:: WORK REQUIRED ::
Where the word "трубочекъ" occurs in a line, return that line.

**** MATERIAL SHOWN

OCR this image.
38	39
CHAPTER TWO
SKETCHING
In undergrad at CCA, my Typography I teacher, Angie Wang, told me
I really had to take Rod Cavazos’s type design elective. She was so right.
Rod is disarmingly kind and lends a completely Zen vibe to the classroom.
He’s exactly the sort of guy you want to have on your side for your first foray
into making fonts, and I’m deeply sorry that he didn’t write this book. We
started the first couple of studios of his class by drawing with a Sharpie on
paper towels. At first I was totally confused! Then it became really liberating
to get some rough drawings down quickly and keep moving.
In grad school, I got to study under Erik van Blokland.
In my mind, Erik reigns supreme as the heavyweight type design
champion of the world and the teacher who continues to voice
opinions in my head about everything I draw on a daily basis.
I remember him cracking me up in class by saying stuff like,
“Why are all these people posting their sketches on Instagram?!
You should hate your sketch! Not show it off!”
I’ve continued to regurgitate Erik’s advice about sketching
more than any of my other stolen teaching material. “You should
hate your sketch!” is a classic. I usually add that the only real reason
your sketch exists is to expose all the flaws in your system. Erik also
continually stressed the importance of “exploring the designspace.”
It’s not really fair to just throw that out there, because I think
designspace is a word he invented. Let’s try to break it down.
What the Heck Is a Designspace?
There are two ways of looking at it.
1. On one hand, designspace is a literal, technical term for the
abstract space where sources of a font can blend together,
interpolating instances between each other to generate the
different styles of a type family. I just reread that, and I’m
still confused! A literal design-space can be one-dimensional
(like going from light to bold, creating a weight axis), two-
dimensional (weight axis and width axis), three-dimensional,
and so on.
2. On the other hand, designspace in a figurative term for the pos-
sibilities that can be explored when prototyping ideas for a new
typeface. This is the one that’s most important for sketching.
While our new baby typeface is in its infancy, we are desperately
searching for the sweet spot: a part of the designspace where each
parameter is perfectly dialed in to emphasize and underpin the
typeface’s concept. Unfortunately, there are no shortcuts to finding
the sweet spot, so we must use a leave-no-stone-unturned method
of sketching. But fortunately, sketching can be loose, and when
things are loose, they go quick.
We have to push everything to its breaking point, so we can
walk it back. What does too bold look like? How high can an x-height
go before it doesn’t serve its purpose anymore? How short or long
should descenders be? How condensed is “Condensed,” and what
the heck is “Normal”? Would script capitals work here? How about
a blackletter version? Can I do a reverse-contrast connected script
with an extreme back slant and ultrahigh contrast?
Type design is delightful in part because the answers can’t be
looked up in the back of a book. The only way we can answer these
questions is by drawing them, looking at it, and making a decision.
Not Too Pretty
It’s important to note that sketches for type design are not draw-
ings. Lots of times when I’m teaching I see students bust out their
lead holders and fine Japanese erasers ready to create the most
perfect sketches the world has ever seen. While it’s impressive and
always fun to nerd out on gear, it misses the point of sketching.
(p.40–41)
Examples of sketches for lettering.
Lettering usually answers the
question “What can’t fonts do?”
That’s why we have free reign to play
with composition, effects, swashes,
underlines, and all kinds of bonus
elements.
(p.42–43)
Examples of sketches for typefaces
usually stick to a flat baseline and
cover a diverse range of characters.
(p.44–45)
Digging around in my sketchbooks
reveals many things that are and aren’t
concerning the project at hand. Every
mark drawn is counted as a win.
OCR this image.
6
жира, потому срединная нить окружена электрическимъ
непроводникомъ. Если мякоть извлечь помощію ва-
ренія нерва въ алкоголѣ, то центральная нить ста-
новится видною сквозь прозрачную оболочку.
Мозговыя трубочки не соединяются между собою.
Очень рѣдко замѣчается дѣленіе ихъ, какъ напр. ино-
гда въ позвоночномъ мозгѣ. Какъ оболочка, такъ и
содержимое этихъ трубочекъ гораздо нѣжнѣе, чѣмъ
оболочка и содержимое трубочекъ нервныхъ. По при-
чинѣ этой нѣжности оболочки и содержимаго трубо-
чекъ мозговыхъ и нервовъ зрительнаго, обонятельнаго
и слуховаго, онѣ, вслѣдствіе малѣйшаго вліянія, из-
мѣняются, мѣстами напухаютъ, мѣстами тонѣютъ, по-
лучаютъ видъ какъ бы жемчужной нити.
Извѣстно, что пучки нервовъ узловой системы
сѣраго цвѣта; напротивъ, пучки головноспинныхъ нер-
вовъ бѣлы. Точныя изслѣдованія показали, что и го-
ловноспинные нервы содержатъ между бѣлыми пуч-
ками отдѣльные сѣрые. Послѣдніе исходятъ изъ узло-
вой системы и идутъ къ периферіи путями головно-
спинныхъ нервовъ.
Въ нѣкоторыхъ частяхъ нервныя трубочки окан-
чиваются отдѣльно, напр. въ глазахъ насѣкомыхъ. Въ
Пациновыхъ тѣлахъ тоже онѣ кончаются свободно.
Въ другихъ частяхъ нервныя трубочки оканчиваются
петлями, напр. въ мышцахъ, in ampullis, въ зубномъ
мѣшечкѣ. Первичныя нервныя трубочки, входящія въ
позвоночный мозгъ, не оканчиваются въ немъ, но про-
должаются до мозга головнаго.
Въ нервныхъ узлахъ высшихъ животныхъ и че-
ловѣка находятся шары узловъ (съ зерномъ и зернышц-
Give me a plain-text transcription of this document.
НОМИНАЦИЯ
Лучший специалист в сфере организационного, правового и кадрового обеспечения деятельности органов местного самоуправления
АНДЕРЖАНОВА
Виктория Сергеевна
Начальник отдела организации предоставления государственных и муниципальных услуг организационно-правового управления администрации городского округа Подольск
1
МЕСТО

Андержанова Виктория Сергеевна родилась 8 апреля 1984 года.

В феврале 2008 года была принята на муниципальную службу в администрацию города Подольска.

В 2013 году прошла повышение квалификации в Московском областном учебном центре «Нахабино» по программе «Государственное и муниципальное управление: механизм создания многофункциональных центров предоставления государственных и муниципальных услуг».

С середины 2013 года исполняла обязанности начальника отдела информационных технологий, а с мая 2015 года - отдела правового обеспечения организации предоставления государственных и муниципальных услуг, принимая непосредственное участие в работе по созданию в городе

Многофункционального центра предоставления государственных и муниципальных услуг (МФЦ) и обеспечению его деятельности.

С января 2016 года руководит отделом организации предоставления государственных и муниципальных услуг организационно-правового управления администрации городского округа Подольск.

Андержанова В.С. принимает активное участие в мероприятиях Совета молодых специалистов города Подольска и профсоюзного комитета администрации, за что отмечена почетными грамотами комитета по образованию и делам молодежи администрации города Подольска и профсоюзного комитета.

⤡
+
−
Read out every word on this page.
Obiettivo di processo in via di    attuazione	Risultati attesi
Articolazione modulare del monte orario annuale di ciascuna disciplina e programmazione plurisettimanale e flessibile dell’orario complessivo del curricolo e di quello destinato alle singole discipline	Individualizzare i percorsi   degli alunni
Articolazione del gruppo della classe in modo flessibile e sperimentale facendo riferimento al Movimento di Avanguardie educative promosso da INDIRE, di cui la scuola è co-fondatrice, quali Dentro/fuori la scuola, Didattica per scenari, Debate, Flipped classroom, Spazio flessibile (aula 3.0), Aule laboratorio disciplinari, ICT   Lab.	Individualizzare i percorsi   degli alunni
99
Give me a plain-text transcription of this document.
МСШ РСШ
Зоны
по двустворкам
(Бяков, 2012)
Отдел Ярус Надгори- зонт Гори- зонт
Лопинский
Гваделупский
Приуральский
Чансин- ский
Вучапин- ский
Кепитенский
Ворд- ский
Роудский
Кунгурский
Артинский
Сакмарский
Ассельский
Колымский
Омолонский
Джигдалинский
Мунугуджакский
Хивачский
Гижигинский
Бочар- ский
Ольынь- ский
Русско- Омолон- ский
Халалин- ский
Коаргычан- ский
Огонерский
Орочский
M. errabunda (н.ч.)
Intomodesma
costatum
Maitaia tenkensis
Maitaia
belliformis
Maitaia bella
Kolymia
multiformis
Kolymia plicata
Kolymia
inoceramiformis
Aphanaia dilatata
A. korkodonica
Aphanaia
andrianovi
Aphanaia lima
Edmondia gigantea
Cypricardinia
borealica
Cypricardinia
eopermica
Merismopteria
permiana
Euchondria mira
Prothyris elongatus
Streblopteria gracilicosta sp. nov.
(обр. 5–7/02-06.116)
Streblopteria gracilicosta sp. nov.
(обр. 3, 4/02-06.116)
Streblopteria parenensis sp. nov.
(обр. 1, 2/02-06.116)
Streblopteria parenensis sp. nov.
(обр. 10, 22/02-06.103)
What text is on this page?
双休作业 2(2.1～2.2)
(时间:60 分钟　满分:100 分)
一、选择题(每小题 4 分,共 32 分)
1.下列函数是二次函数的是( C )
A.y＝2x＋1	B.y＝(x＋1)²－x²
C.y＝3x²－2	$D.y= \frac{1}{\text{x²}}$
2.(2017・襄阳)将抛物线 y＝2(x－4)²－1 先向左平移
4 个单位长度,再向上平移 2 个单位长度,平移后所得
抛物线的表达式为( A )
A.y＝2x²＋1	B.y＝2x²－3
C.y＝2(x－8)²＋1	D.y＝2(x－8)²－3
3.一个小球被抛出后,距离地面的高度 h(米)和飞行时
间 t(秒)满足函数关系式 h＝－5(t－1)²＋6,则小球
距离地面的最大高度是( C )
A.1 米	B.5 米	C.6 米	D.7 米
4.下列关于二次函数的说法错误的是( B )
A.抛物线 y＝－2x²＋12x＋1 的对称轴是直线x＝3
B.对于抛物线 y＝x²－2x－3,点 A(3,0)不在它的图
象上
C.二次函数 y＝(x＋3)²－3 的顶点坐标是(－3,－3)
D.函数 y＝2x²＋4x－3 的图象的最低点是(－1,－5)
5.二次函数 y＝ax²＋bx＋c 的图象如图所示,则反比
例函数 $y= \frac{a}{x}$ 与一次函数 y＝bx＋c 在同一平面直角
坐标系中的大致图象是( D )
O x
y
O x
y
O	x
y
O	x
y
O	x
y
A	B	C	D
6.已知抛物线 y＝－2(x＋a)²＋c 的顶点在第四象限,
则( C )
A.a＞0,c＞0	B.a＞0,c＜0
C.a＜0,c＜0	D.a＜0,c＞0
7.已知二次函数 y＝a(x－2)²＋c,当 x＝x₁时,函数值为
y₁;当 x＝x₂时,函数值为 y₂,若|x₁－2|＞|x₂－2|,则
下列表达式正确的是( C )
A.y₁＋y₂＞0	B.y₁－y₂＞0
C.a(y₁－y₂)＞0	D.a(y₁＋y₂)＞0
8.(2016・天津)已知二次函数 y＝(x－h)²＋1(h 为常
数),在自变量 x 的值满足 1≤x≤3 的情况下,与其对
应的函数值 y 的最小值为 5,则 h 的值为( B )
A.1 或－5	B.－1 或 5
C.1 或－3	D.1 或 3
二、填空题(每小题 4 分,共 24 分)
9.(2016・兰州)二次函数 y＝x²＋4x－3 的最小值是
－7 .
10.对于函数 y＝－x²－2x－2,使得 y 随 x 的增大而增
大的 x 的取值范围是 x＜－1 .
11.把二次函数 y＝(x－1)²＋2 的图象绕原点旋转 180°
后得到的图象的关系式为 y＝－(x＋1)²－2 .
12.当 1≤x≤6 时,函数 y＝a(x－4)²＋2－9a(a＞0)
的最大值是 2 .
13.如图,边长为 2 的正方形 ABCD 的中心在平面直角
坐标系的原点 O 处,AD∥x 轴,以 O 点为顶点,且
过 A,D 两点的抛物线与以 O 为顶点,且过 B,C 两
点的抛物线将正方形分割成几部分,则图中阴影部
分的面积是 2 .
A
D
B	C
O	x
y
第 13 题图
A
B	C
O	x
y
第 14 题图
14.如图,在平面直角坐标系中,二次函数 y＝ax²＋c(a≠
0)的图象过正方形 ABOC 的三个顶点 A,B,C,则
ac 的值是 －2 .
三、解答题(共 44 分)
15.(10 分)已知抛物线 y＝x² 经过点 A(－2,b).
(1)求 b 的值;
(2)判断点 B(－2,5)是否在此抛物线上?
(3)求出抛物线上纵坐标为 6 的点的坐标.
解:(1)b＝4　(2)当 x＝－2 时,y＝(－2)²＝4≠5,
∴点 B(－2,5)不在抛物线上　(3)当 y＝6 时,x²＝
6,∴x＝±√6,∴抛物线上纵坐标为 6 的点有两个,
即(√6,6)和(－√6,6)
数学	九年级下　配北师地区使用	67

********

:: WRITTEN ANSWER ::
содержимое этихъ трубочекъ гораздо нѣжнѣе, чѣмъ
оболочка и содержимое трубочекъ нервныхъ. По при-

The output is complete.